> **EXERCISE GOAL**
Lines holding the string "JSON" are the ones to copy; find them all in the data.
══════
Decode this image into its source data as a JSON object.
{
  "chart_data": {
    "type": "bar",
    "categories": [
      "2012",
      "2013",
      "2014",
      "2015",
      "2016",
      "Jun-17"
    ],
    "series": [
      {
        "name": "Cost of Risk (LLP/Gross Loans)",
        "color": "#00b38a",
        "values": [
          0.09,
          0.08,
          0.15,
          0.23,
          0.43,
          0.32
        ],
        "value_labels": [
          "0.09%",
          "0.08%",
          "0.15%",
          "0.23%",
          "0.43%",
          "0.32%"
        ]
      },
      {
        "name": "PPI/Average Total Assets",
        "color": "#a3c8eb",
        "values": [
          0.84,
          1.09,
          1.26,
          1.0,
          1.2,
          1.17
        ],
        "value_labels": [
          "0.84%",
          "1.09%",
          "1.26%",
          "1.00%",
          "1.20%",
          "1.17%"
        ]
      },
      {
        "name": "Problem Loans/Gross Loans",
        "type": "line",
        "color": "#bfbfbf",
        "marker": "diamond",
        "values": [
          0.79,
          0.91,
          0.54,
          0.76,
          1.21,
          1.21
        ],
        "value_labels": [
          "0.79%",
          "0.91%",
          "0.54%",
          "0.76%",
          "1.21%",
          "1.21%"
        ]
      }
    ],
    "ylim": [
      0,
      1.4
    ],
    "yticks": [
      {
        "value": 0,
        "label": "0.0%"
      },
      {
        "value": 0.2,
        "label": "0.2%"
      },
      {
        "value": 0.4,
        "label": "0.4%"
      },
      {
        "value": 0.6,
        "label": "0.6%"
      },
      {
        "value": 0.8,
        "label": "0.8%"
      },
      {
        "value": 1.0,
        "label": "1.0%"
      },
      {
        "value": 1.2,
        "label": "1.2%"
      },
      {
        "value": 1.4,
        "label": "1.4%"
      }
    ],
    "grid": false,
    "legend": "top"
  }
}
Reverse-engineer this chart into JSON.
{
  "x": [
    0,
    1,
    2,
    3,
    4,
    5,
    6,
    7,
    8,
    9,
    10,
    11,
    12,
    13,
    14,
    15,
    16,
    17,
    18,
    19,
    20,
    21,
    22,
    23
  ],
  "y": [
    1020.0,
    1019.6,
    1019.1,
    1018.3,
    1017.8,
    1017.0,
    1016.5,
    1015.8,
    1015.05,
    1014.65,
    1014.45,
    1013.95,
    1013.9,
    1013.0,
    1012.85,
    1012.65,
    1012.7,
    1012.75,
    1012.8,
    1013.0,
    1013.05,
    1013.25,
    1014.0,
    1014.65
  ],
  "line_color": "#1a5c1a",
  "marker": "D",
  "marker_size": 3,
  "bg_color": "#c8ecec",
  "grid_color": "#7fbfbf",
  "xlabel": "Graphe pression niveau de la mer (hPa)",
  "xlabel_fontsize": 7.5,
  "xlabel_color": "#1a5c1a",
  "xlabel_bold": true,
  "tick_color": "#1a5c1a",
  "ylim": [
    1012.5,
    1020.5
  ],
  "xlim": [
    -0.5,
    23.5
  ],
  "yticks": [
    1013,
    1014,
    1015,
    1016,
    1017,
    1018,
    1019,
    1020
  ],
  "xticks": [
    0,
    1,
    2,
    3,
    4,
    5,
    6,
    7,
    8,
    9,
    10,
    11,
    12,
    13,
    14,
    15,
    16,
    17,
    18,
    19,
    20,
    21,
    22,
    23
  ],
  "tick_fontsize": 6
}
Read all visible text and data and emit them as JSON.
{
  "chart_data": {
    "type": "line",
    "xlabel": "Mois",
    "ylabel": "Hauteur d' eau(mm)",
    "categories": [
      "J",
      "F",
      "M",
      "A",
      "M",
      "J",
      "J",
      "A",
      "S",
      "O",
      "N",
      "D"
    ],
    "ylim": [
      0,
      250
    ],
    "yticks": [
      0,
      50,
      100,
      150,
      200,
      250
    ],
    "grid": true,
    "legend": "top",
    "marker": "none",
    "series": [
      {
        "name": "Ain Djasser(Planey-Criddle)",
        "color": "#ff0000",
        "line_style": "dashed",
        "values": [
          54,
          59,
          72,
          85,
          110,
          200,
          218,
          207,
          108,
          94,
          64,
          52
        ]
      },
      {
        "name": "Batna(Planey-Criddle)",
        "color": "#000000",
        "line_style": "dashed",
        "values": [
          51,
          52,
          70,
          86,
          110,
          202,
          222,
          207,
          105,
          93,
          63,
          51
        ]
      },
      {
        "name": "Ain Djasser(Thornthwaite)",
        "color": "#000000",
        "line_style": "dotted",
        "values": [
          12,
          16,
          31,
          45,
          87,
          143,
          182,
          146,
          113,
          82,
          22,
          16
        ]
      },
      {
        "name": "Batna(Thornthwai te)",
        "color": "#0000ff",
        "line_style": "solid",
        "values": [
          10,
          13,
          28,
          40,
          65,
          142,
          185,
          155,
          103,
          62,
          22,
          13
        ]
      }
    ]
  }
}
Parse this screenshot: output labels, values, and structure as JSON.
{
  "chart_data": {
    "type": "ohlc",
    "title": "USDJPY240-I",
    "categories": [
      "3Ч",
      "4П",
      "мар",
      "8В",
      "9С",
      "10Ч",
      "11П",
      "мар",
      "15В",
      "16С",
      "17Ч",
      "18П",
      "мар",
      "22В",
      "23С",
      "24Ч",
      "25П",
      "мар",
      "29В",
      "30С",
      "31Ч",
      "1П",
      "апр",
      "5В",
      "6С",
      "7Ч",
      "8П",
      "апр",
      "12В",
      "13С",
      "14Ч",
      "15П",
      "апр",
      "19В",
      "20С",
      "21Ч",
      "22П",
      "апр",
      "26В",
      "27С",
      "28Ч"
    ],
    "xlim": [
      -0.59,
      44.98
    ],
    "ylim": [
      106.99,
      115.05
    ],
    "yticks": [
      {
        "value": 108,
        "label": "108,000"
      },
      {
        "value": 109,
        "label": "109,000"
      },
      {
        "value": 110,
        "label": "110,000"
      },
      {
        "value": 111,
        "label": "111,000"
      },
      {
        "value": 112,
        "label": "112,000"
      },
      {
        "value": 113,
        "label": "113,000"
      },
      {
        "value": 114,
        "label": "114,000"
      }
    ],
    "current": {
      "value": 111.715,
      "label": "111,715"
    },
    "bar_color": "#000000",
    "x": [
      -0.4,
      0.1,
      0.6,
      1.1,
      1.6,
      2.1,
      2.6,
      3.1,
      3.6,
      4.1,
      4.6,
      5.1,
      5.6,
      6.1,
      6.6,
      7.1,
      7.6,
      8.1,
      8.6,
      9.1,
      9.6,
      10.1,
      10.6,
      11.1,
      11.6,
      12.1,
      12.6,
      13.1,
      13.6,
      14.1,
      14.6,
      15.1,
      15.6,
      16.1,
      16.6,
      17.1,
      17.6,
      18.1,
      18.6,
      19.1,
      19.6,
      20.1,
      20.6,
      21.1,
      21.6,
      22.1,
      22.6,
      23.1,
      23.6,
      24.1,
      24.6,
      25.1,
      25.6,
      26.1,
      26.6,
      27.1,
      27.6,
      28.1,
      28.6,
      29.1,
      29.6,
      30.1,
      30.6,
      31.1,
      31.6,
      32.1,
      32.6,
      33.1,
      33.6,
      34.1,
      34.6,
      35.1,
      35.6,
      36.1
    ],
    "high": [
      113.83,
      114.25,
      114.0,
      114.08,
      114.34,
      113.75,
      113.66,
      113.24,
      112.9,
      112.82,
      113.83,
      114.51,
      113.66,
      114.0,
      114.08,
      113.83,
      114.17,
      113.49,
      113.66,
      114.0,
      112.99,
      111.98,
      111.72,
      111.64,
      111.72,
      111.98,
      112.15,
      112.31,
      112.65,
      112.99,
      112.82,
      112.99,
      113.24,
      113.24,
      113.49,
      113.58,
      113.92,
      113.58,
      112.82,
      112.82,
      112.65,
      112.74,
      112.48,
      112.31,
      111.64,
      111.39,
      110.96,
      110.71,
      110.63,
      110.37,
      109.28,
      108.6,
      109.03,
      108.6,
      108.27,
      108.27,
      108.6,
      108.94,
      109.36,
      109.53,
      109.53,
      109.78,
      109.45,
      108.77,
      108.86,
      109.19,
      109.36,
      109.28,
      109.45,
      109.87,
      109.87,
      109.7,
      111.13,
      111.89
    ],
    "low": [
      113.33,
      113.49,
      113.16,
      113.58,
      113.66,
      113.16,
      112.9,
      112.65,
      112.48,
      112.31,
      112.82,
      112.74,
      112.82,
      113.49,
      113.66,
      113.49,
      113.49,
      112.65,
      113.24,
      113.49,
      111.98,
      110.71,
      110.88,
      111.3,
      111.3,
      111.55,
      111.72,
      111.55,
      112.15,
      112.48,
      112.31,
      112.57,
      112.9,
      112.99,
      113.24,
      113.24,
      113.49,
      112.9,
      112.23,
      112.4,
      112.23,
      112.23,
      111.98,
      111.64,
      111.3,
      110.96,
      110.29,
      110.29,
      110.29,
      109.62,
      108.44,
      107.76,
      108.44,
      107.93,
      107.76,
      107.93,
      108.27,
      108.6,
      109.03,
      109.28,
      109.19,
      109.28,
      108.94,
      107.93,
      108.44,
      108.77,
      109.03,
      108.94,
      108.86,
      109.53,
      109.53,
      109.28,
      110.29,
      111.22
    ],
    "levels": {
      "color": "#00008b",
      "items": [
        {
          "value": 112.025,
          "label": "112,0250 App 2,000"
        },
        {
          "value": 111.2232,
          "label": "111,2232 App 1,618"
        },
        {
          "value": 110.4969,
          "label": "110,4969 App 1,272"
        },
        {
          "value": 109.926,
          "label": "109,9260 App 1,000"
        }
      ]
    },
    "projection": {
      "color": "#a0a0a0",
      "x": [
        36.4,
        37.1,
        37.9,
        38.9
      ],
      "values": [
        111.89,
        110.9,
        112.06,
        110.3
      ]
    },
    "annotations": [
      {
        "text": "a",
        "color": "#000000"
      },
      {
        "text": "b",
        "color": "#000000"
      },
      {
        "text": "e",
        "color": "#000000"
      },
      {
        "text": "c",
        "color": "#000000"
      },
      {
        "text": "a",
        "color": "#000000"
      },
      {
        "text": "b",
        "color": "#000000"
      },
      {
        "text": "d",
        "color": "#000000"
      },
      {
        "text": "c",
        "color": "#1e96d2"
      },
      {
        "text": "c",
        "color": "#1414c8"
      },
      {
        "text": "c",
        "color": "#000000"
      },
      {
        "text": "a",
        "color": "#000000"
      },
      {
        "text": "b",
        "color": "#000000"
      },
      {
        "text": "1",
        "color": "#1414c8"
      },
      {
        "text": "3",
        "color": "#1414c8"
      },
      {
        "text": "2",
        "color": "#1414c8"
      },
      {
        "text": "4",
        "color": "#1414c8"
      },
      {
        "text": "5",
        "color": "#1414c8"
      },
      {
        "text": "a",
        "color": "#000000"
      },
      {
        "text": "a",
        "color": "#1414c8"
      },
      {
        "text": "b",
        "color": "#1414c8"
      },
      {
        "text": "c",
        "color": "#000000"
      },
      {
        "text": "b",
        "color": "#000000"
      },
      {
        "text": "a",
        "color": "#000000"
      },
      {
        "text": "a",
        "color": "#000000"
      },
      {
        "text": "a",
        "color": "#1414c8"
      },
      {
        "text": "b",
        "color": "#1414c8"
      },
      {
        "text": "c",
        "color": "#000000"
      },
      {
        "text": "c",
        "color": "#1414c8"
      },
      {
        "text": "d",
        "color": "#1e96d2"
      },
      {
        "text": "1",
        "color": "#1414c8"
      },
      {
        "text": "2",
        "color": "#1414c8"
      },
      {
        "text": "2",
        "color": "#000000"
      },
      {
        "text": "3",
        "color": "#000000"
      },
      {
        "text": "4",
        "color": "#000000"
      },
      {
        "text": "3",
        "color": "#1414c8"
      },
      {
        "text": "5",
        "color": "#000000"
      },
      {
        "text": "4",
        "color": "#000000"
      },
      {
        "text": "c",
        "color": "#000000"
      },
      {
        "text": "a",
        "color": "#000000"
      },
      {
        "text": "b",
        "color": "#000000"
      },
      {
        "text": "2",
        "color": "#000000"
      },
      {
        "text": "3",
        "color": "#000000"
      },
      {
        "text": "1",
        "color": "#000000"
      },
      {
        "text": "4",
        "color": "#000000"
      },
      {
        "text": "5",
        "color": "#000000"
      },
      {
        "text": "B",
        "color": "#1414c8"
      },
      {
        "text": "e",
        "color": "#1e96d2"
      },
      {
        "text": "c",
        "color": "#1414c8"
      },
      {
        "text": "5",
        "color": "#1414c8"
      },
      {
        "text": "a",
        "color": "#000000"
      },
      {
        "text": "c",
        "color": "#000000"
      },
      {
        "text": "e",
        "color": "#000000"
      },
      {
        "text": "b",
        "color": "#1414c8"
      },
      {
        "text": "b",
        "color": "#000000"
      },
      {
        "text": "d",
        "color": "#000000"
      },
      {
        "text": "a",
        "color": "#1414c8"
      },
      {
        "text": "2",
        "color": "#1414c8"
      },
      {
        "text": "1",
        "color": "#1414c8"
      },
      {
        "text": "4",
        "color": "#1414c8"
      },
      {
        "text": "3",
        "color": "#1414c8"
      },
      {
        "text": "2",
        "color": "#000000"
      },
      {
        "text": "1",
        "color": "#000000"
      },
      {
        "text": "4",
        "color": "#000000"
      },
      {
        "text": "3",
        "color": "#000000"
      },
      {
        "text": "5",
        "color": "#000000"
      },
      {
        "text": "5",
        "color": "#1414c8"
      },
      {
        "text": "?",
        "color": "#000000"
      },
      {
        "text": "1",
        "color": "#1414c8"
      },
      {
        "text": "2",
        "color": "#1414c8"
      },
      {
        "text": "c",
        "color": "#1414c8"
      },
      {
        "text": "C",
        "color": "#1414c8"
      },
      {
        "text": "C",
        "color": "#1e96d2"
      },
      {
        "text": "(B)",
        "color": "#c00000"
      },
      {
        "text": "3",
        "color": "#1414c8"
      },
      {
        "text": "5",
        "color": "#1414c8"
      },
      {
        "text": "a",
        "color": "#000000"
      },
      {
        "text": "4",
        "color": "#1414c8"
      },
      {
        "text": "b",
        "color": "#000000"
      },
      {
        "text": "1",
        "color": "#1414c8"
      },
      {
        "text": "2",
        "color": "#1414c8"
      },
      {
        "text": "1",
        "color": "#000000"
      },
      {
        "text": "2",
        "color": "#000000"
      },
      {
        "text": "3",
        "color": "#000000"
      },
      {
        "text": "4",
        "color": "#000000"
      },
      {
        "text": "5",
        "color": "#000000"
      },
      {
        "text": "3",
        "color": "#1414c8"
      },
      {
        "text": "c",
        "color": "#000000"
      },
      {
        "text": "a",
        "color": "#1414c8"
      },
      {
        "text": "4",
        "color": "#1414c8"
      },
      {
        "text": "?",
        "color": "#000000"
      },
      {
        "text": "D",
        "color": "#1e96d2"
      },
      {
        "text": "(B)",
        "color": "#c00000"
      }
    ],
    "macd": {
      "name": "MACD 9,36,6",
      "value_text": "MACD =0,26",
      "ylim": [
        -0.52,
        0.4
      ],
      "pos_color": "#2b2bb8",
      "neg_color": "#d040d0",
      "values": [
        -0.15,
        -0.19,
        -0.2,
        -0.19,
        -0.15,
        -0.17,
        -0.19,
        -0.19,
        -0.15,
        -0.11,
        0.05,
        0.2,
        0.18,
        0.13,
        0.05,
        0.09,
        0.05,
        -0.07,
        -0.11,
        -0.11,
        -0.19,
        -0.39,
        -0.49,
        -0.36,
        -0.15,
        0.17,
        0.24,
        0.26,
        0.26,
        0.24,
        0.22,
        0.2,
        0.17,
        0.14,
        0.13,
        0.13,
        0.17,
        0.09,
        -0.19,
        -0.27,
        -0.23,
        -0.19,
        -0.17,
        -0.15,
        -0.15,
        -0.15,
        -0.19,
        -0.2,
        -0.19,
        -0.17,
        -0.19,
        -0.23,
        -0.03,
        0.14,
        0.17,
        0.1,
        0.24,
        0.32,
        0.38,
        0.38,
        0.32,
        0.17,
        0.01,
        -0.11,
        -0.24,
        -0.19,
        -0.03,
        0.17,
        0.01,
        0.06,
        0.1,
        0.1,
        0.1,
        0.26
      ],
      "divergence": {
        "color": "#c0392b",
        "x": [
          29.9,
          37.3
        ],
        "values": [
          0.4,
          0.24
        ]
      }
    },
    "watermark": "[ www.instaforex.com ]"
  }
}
══════
> **RESPONSE**
Decode this image into its source data as a JSON object.
Reverse-engineer this chart into JSON.
Read all visible text and data and emit them as JSON.
Parse this screenshot: output labels, values, and structure as JSON.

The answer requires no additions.